**Exercise brief**
Repeat the material verbatim and drop the pictures.

**Input for this task**
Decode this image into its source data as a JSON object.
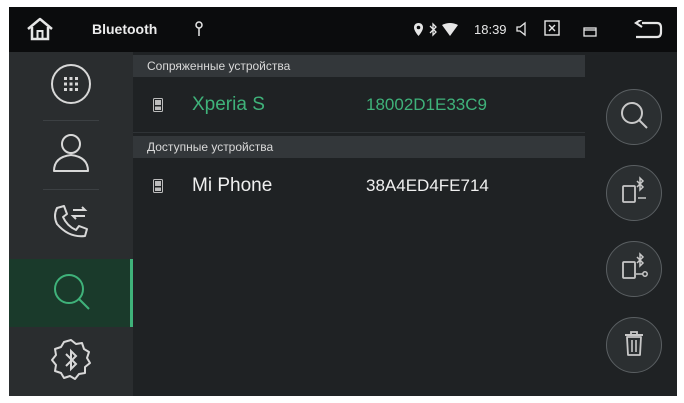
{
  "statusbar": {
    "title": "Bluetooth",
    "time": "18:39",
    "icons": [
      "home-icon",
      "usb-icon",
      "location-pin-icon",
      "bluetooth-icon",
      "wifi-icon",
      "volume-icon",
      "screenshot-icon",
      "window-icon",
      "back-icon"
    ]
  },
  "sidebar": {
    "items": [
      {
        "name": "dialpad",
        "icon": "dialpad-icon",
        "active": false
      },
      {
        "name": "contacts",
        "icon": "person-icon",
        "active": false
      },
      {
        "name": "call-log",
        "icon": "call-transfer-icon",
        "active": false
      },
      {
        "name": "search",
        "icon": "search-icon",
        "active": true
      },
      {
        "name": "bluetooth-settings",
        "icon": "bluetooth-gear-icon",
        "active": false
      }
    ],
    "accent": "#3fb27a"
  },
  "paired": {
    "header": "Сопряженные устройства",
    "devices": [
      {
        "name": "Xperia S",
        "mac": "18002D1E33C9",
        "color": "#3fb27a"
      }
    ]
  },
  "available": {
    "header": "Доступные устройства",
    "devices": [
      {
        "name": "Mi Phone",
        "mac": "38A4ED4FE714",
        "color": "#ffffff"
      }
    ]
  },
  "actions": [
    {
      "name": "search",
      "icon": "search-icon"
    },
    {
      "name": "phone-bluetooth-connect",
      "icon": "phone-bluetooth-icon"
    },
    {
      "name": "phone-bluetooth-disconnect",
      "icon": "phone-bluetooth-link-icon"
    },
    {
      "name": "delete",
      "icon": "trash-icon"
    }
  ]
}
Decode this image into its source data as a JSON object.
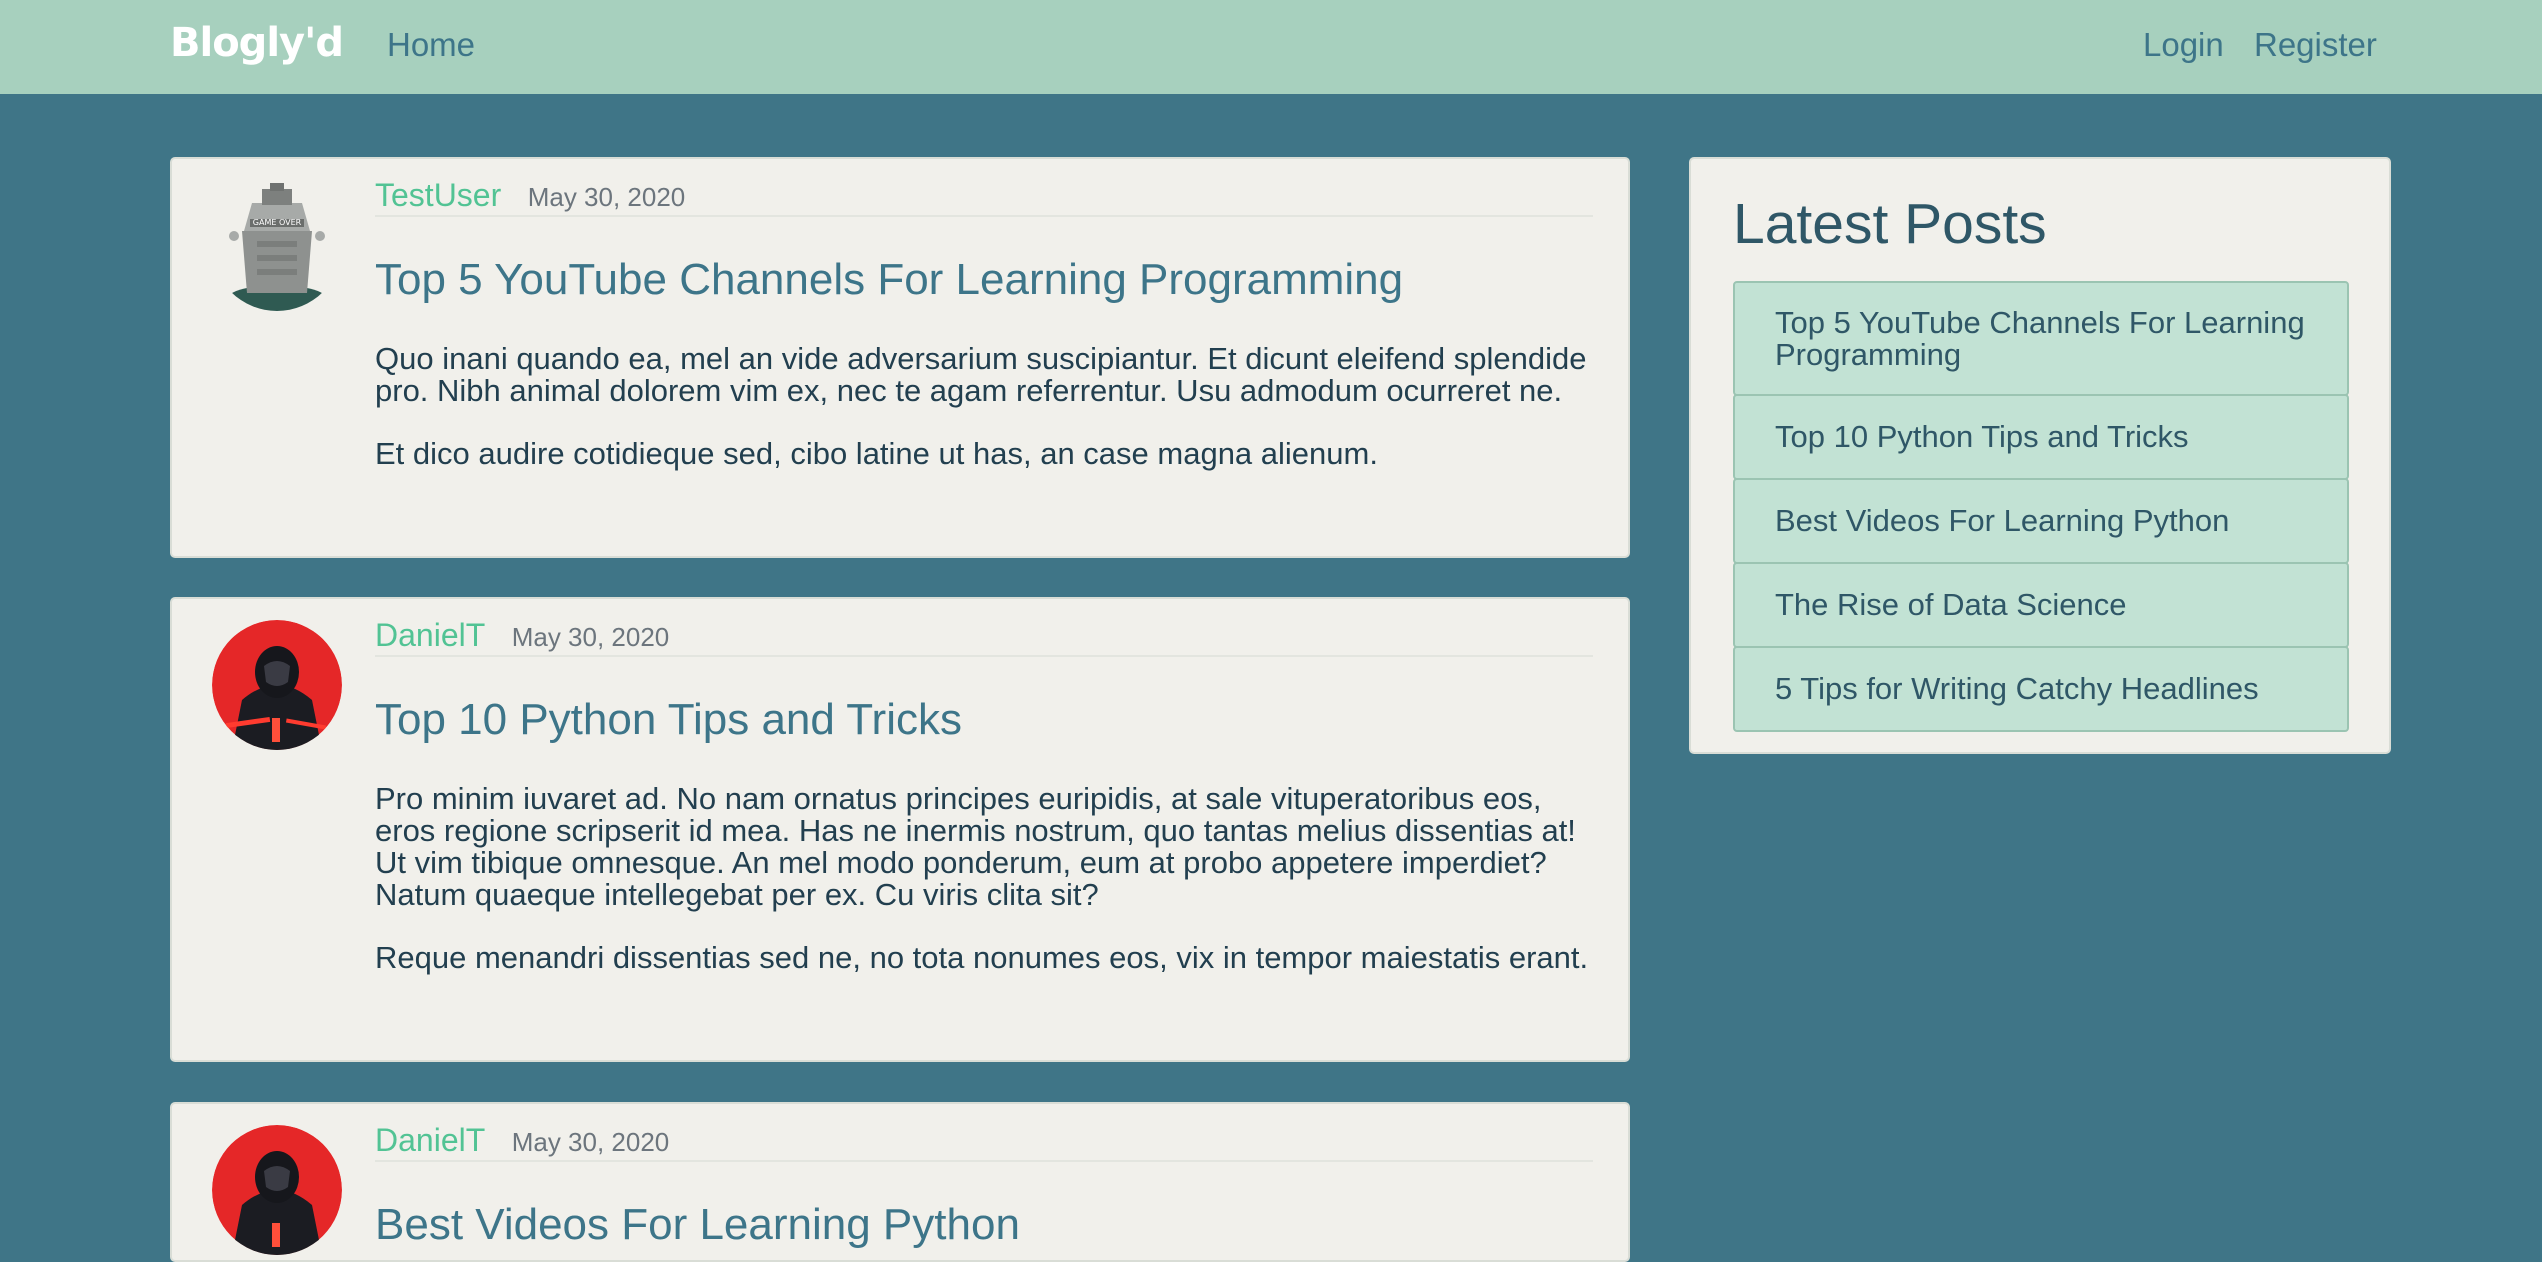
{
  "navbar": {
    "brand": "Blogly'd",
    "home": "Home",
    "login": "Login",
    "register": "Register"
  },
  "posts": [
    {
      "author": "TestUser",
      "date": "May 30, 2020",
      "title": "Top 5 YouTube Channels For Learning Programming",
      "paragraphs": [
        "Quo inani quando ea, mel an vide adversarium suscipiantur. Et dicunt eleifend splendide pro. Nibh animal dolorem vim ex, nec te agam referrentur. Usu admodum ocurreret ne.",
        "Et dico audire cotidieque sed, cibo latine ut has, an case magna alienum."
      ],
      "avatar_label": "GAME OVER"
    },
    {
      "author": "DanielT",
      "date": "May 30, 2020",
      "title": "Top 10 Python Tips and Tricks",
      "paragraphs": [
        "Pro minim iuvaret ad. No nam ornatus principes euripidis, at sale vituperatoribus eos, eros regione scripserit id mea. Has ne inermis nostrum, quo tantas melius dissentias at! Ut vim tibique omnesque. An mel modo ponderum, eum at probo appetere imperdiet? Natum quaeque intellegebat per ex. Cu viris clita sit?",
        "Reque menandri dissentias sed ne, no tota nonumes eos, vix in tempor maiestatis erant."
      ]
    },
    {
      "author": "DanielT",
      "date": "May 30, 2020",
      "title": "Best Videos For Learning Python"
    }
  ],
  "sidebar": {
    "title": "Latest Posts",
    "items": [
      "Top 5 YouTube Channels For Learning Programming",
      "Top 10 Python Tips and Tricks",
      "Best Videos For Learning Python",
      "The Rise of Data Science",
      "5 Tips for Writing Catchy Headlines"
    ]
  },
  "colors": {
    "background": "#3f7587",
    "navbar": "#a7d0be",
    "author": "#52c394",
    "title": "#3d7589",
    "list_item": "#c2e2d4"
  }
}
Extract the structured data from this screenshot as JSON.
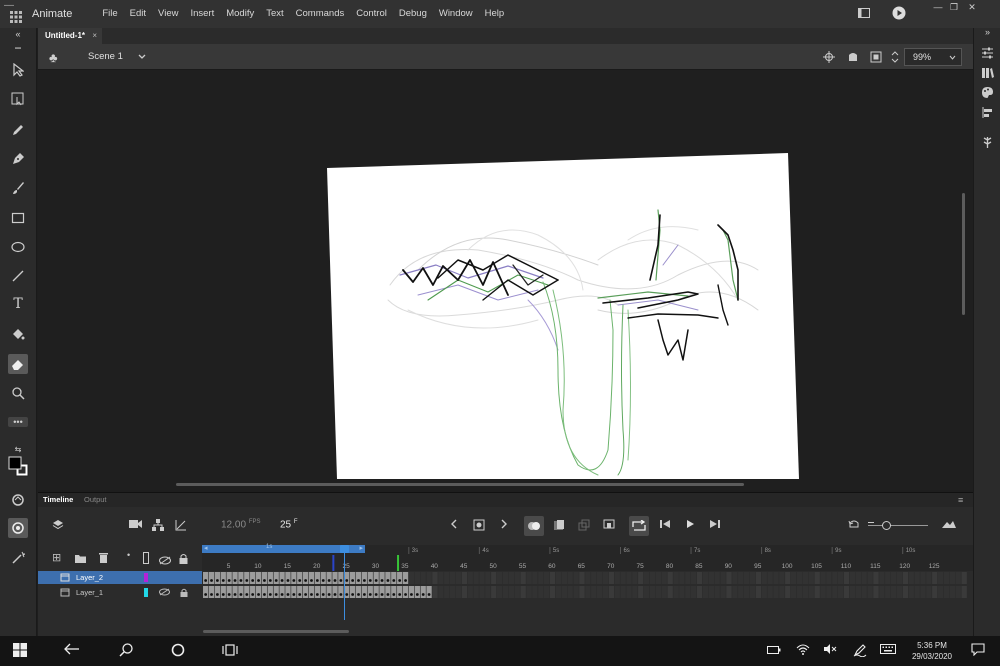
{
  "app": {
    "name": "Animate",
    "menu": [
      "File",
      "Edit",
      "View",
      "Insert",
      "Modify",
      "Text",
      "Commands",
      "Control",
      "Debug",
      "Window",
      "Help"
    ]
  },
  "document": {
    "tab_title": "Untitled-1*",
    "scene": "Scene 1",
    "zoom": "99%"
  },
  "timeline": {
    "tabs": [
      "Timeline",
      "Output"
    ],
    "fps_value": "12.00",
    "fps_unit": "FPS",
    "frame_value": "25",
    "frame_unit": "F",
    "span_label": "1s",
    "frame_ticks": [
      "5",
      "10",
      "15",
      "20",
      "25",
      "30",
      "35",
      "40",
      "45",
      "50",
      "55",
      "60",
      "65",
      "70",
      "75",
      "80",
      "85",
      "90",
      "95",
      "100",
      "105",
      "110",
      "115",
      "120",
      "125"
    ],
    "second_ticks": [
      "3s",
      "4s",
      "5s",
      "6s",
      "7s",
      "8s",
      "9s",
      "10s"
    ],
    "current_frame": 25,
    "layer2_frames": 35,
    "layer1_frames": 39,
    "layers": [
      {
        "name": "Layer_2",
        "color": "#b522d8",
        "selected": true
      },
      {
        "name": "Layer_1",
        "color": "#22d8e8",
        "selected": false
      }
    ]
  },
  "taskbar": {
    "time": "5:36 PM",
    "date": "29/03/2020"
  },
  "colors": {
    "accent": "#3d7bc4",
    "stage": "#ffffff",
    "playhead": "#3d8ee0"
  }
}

**Solution for this exercise**
Decode this image into its source data as a JSON object.
{
  "statusbar": {
    "title": "Bluetooth",
    "time": "18:39",
    "icons": [
      "home-icon",
      "usb-icon",
      "location-pin-icon",
      "bluetooth-icon",
      "wifi-icon",
      "volume-icon",
      "screenshot-icon",
      "window-icon",
      "back-icon"
    ]
  },
  "sidebar": {
    "items": [
      {
        "name": "dialpad",
        "icon": "dialpad-icon",
        "active": false
      },
      {
        "name": "contacts",
        "icon": "person-icon",
        "active": false
      },
      {
        "name": "call-log",
        "icon": "call-transfer-icon",
        "active": false
      },
      {
        "name": "search",
        "icon": "search-icon",
        "active": true
      },
      {
        "name": "bluetooth-settings",
        "icon": "bluetooth-gear-icon",
        "active": false
      }
    ],
    "accent": "#3fb27a"
  },
  "paired": {
    "header": "Сопряженные устройства",
    "devices": [
      {
        "name": "Xperia S",
        "mac": "18002D1E33C9",
        "color": "#3fb27a"
      }
    ]
  },
  "available": {
    "header": "Доступные устройства",
    "devices": [
      {
        "name": "Mi Phone",
        "mac": "38A4ED4FE714",
        "color": "#ffffff"
      }
    ]
  },
  "actions": [
    {
      "name": "search",
      "icon": "search-icon"
    },
    {
      "name": "phone-bluetooth-connect",
      "icon": "phone-bluetooth-icon"
    },
    {
      "name": "phone-bluetooth-disconnect",
      "icon": "phone-bluetooth-link-icon"
    },
    {
      "name": "delete",
      "icon": "trash-icon"
    }
  ]
}
Decode this image into its source data as a JSON object.
{
  "navbar": {
    "brand": "Blogly'd",
    "home": "Home",
    "login": "Login",
    "register": "Register"
  },
  "posts": [
    {
      "author": "TestUser",
      "date": "May 30, 2020",
      "title": "Top 5 YouTube Channels For Learning Programming",
      "paragraphs": [
        "Quo inani quando ea, mel an vide adversarium suscipiantur. Et dicunt eleifend splendide pro. Nibh animal dolorem vim ex, nec te agam referrentur. Usu admodum ocurreret ne.",
        "Et dico audire cotidieque sed, cibo latine ut has, an case magna alienum."
      ],
      "avatar_label": "GAME OVER"
    },
    {
      "author": "DanielT",
      "date": "May 30, 2020",
      "title": "Top 10 Python Tips and Tricks",
      "paragraphs": [
        "Pro minim iuvaret ad. No nam ornatus principes euripidis, at sale vituperatoribus eos, eros regione scripserit id mea. Has ne inermis nostrum, quo tantas melius dissentias at! Ut vim tibique omnesque. An mel modo ponderum, eum at probo appetere imperdiet? Natum quaeque intellegebat per ex. Cu viris clita sit?",
        "Reque menandri dissentias sed ne, no tota nonumes eos, vix in tempor maiestatis erant."
      ]
    },
    {
      "author": "DanielT",
      "date": "May 30, 2020",
      "title": "Best Videos For Learning Python"
    }
  ],
  "sidebar": {
    "title": "Latest Posts",
    "items": [
      "Top 5 YouTube Channels For Learning Programming",
      "Top 10 Python Tips and Tricks",
      "Best Videos For Learning Python",
      "The Rise of Data Science",
      "5 Tips for Writing Catchy Headlines"
    ]
  },
  "colors": {
    "background": "#3f7587",
    "navbar": "#a7d0be",
    "author": "#52c394",
    "title": "#3d7589",
    "list_item": "#c2e2d4"
  }
}
Extract the structured data from this screenshot as JSON.
{
  "app": {
    "name": "Animate",
    "menu": [
      "File",
      "Edit",
      "View",
      "Insert",
      "Modify",
      "Text",
      "Commands",
      "Control",
      "Debug",
      "Window",
      "Help"
    ]
  },
  "document": {
    "tab_title": "Untitled-1*",
    "scene": "Scene 1",
    "zoom": "99%"
  },
  "timeline": {
    "tabs": [
      "Timeline",
      "Output"
    ],
    "fps_value": "12.00",
    "fps_unit": "FPS",
    "frame_value": "25",
    "frame_unit": "F",
    "span_label": "1s",
    "frame_ticks": [
      "5",
      "10",
      "15",
      "20",
      "25",
      "30",
      "35",
      "40",
      "45",
      "50",
      "55",
      "60",
      "65",
      "70",
      "75",
      "80",
      "85",
      "90",
      "95",
      "100",
      "105",
      "110",
      "115",
      "120",
      "125"
    ],
    "second_ticks": [
      "3s",
      "4s",
      "5s",
      "6s",
      "7s",
      "8s",
      "9s",
      "10s"
    ],
    "current_frame": 25,
    "layer2_frames": 35,
    "layer1_frames": 39,
    "layers": [
      {
        "name": "Layer_2",
        "color": "#b522d8",
        "selected": true
      },
      {
        "name": "Layer_1",
        "color": "#22d8e8",
        "selected": false
      }
    ]
  },
  "taskbar": {
    "time": "5:36 PM",
    "date": "29/03/2020"
  },
  "colors": {
    "accent": "#3d7bc4",
    "stage": "#ffffff",
    "playhead": "#3d8ee0"
  }
}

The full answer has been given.